SUPPLIED RECORDS:
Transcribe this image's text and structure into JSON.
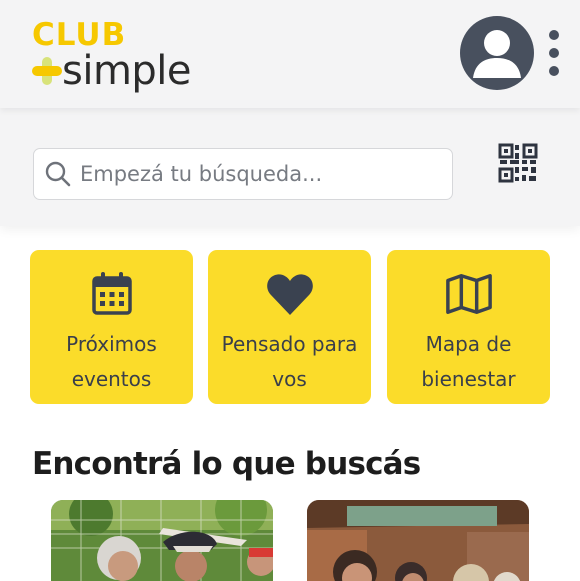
{
  "header": {
    "logo": {
      "club_text": "CLUB",
      "simple_text": "simple",
      "colors": {
        "club": "#f6c800",
        "plus_light": "#d8e37a",
        "plus_dark": "#f6c800",
        "simple": "#2b2b2b"
      }
    },
    "avatar_icon": "user-avatar-icon",
    "menu_icon": "vertical-dots-icon"
  },
  "search": {
    "placeholder": "Empezá tu búsqueda...",
    "value": "",
    "icon": "search-icon",
    "qr_icon": "qr-code-icon"
  },
  "quick_links": [
    {
      "icon": "calendar-icon",
      "line1": "Próximos",
      "line2": "eventos"
    },
    {
      "icon": "heart-icon",
      "line1": "Pensado para",
      "line2": "vos"
    },
    {
      "icon": "map-icon",
      "line1": "Mapa de",
      "line2": "bienestar"
    }
  ],
  "section": {
    "title": "Encontrá lo que buscás"
  },
  "cards": [
    {
      "image_icon": "photo-icon"
    },
    {
      "image_icon": "photo-icon"
    }
  ],
  "colors": {
    "accent": "#fbdc2a",
    "icon": "#3a4250",
    "header_bg": "#f4f4f5",
    "text": "#1d1d1d"
  }
}
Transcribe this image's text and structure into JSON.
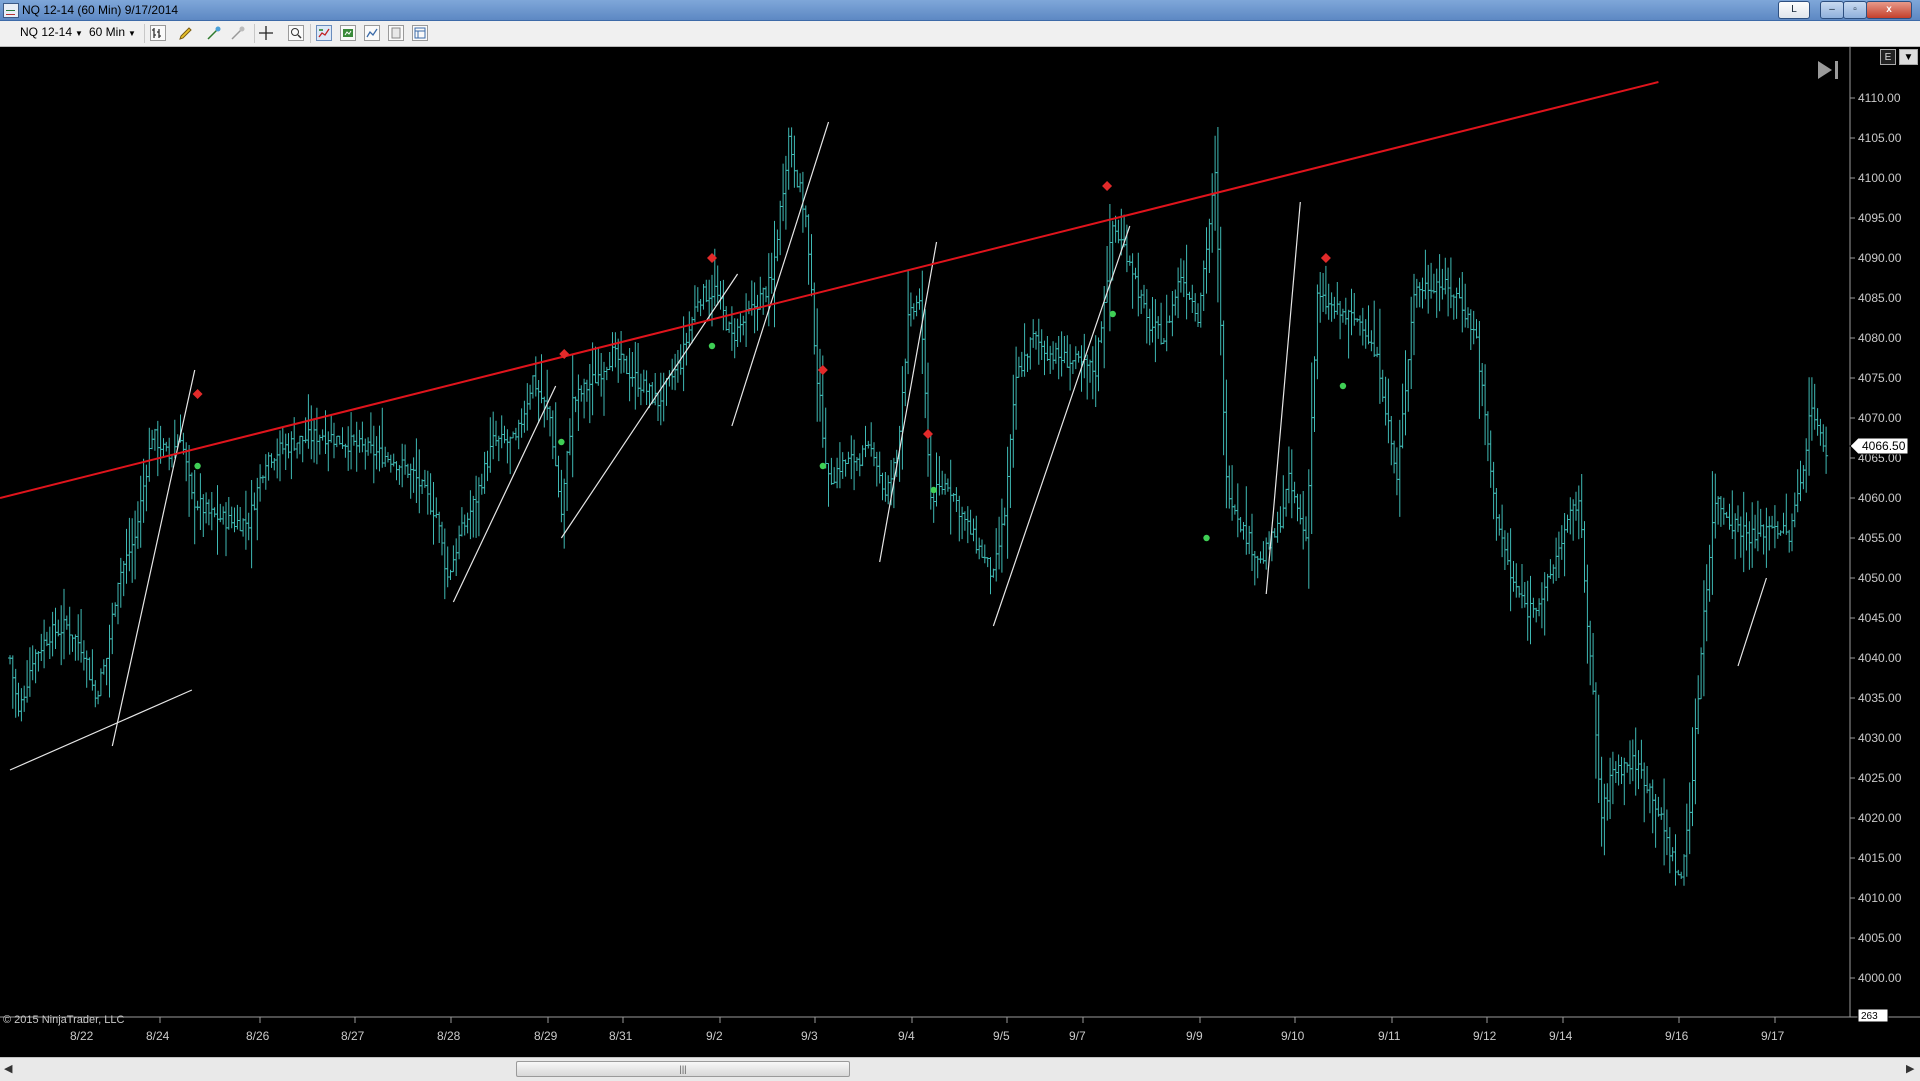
{
  "window": {
    "title": "NQ 12-14 (60 Min)  9/17/2014",
    "btn_l": "L",
    "btn_min": "–",
    "btn_max": "▫",
    "btn_close": "x"
  },
  "toolbar": {
    "instrument": "NQ 12-14",
    "interval": "60 Min",
    "icons": [
      "bar-type-icon",
      "drawing-pencil-icon",
      "draw-tools-icon",
      "drawing-objects-icon",
      "crosshair-icon",
      "data-box-icon",
      "indicators-icon",
      "strategies-icon",
      "chart-properties-icon",
      "templates-icon",
      "chart-panel-icon"
    ]
  },
  "chart": {
    "copyright": "© 2015 NinjaTrader, LLC",
    "current_price_label": "4066.50",
    "bottom_badge": "263",
    "corner_icon": "E",
    "scroll_to_end_icon": "scroll-to-end-icon",
    "background": "#000000",
    "bar_color": "#3fb9b4",
    "trendline_color": "#e0141c",
    "channel_color": "#e6e6e6",
    "marker_up_color": "#3fcf55",
    "marker_down_color": "#e22a2a"
  },
  "chart_data": {
    "type": "bar",
    "title": "",
    "instrument": "NQ 12-14",
    "interval": "60 Min",
    "price_axis": {
      "ylim": [
        3998,
        4114
      ],
      "ticks": [
        "4110.00",
        "4105.00",
        "4100.00",
        "4095.00",
        "4090.00",
        "4085.00",
        "4080.00",
        "4075.00",
        "4070.00",
        "4065.00",
        "4060.00",
        "4055.00",
        "4050.00",
        "4045.00",
        "4040.00",
        "4035.00",
        "4030.00",
        "4025.00",
        "4020.00",
        "4015.00",
        "4010.00",
        "4005.00",
        "4000.00"
      ]
    },
    "date_axis": {
      "labels": [
        "8/22",
        "8/24",
        "8/26",
        "8/27",
        "8/28",
        "8/29",
        "8/31",
        "9/2",
        "9/3",
        "9/4",
        "9/5",
        "9/7",
        "9/9",
        "9/10",
        "9/11",
        "9/12",
        "9/14",
        "9/16",
        "9/17"
      ]
    },
    "grid": false,
    "legend": "none",
    "close_path": [
      {
        "i": 0,
        "p": 4040
      },
      {
        "i": 3,
        "p": 4033
      },
      {
        "i": 8,
        "p": 4040
      },
      {
        "i": 14,
        "p": 4043
      },
      {
        "i": 20,
        "p": 4044
      },
      {
        "i": 26,
        "p": 4041
      },
      {
        "i": 30,
        "p": 4035
      },
      {
        "i": 34,
        "p": 4040
      },
      {
        "i": 38,
        "p": 4050
      },
      {
        "i": 44,
        "p": 4055
      },
      {
        "i": 50,
        "p": 4068
      },
      {
        "i": 56,
        "p": 4065
      },
      {
        "i": 60,
        "p": 4068
      },
      {
        "i": 64,
        "p": 4060
      },
      {
        "i": 70,
        "p": 4058
      },
      {
        "i": 78,
        "p": 4057
      },
      {
        "i": 84,
        "p": 4057
      },
      {
        "i": 90,
        "p": 4065
      },
      {
        "i": 100,
        "p": 4067
      },
      {
        "i": 110,
        "p": 4068
      },
      {
        "i": 118,
        "p": 4067
      },
      {
        "i": 126,
        "p": 4066
      },
      {
        "i": 134,
        "p": 4065
      },
      {
        "i": 142,
        "p": 4063
      },
      {
        "i": 150,
        "p": 4058
      },
      {
        "i": 154,
        "p": 4050
      },
      {
        "i": 158,
        "p": 4055
      },
      {
        "i": 164,
        "p": 4060
      },
      {
        "i": 170,
        "p": 4067
      },
      {
        "i": 178,
        "p": 4067
      },
      {
        "i": 184,
        "p": 4075
      },
      {
        "i": 190,
        "p": 4070
      },
      {
        "i": 194,
        "p": 4058
      },
      {
        "i": 198,
        "p": 4072
      },
      {
        "i": 206,
        "p": 4075
      },
      {
        "i": 212,
        "p": 4078
      },
      {
        "i": 220,
        "p": 4075
      },
      {
        "i": 228,
        "p": 4072
      },
      {
        "i": 236,
        "p": 4077
      },
      {
        "i": 242,
        "p": 4085
      },
      {
        "i": 248,
        "p": 4086
      },
      {
        "i": 254,
        "p": 4080
      },
      {
        "i": 260,
        "p": 4083
      },
      {
        "i": 268,
        "p": 4087
      },
      {
        "i": 274,
        "p": 4105
      },
      {
        "i": 280,
        "p": 4095
      },
      {
        "i": 284,
        "p": 4075
      },
      {
        "i": 288,
        "p": 4062
      },
      {
        "i": 292,
        "p": 4064
      },
      {
        "i": 298,
        "p": 4065
      },
      {
        "i": 304,
        "p": 4066
      },
      {
        "i": 308,
        "p": 4060
      },
      {
        "i": 312,
        "p": 4065
      },
      {
        "i": 316,
        "p": 4082
      },
      {
        "i": 320,
        "p": 4085
      },
      {
        "i": 324,
        "p": 4060
      },
      {
        "i": 330,
        "p": 4062
      },
      {
        "i": 336,
        "p": 4057
      },
      {
        "i": 342,
        "p": 4053
      },
      {
        "i": 346,
        "p": 4050
      },
      {
        "i": 350,
        "p": 4058
      },
      {
        "i": 354,
        "p": 4075
      },
      {
        "i": 360,
        "p": 4080
      },
      {
        "i": 366,
        "p": 4078
      },
      {
        "i": 374,
        "p": 4077
      },
      {
        "i": 382,
        "p": 4076
      },
      {
        "i": 388,
        "p": 4094
      },
      {
        "i": 394,
        "p": 4090
      },
      {
        "i": 400,
        "p": 4082
      },
      {
        "i": 406,
        "p": 4080
      },
      {
        "i": 412,
        "p": 4088
      },
      {
        "i": 418,
        "p": 4083
      },
      {
        "i": 424,
        "p": 4100
      },
      {
        "i": 428,
        "p": 4062
      },
      {
        "i": 434,
        "p": 4056
      },
      {
        "i": 440,
        "p": 4052
      },
      {
        "i": 446,
        "p": 4056
      },
      {
        "i": 450,
        "p": 4062
      },
      {
        "i": 456,
        "p": 4055
      },
      {
        "i": 460,
        "p": 4085
      },
      {
        "i": 468,
        "p": 4083
      },
      {
        "i": 476,
        "p": 4082
      },
      {
        "i": 482,
        "p": 4076
      },
      {
        "i": 488,
        "p": 4062
      },
      {
        "i": 494,
        "p": 4086
      },
      {
        "i": 502,
        "p": 4087
      },
      {
        "i": 510,
        "p": 4085
      },
      {
        "i": 516,
        "p": 4080
      },
      {
        "i": 522,
        "p": 4060
      },
      {
        "i": 528,
        "p": 4050
      },
      {
        "i": 534,
        "p": 4046
      },
      {
        "i": 540,
        "p": 4048
      },
      {
        "i": 546,
        "p": 4055
      },
      {
        "i": 552,
        "p": 4060
      },
      {
        "i": 556,
        "p": 4040
      },
      {
        "i": 560,
        "p": 4020
      },
      {
        "i": 564,
        "p": 4026
      },
      {
        "i": 572,
        "p": 4027
      },
      {
        "i": 578,
        "p": 4023
      },
      {
        "i": 584,
        "p": 4016
      },
      {
        "i": 588,
        "p": 4012
      },
      {
        "i": 592,
        "p": 4025
      },
      {
        "i": 596,
        "p": 4046
      },
      {
        "i": 600,
        "p": 4060
      },
      {
        "i": 606,
        "p": 4057
      },
      {
        "i": 614,
        "p": 4055
      },
      {
        "i": 620,
        "p": 4057
      },
      {
        "i": 626,
        "p": 4055
      },
      {
        "i": 630,
        "p": 4062
      },
      {
        "i": 634,
        "p": 4072
      },
      {
        "i": 638,
        "p": 4066
      }
    ],
    "n_bars": 640,
    "trendline": [
      {
        "i": 0,
        "p": 4060
      },
      {
        "i": 580,
        "p": 4112
      }
    ],
    "channel_lines": [
      [
        {
          "i": 0,
          "p": 4026
        },
        {
          "i": 64,
          "p": 4036
        }
      ],
      [
        {
          "i": 36,
          "p": 4029
        },
        {
          "i": 65,
          "p": 4076
        }
      ],
      [
        {
          "i": 156,
          "p": 4047
        },
        {
          "i": 192,
          "p": 4074
        }
      ],
      [
        {
          "i": 194,
          "p": 4055
        },
        {
          "i": 256,
          "p": 4088
        }
      ],
      [
        {
          "i": 254,
          "p": 4069
        },
        {
          "i": 288,
          "p": 4107
        }
      ],
      [
        {
          "i": 306,
          "p": 4052
        },
        {
          "i": 326,
          "p": 4092
        }
      ],
      [
        {
          "i": 346,
          "p": 4044
        },
        {
          "i": 394,
          "p": 4094
        }
      ],
      [
        {
          "i": 442,
          "p": 4048
        },
        {
          "i": 454,
          "p": 4097
        }
      ],
      [
        {
          "i": 608,
          "p": 4039
        },
        {
          "i": 618,
          "p": 4050
        }
      ]
    ],
    "markers_down": [
      {
        "i": 66,
        "p": 4073
      },
      {
        "i": 195,
        "p": 4078
      },
      {
        "i": 247,
        "p": 4090
      },
      {
        "i": 286,
        "p": 4076
      },
      {
        "i": 323,
        "p": 4068
      },
      {
        "i": 386,
        "p": 4099
      },
      {
        "i": 463,
        "p": 4090
      }
    ],
    "markers_up": [
      {
        "i": 66,
        "p": 4064
      },
      {
        "i": 194,
        "p": 4067
      },
      {
        "i": 247,
        "p": 4079
      },
      {
        "i": 286,
        "p": 4064
      },
      {
        "i": 325,
        "p": 4061
      },
      {
        "i": 388,
        "p": 4083
      },
      {
        "i": 421,
        "p": 4055
      },
      {
        "i": 469,
        "p": 4074
      }
    ]
  }
}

INSTRUCTIONS TO FOLLOW:
Scan the listing above. Gather each line that contains the word "title".

RESULT BELOW:
    "title": "Encontrá lo que buscás"
    "title": "NQ 12-14 (60 Min)  9/17/2014",
    "title": "",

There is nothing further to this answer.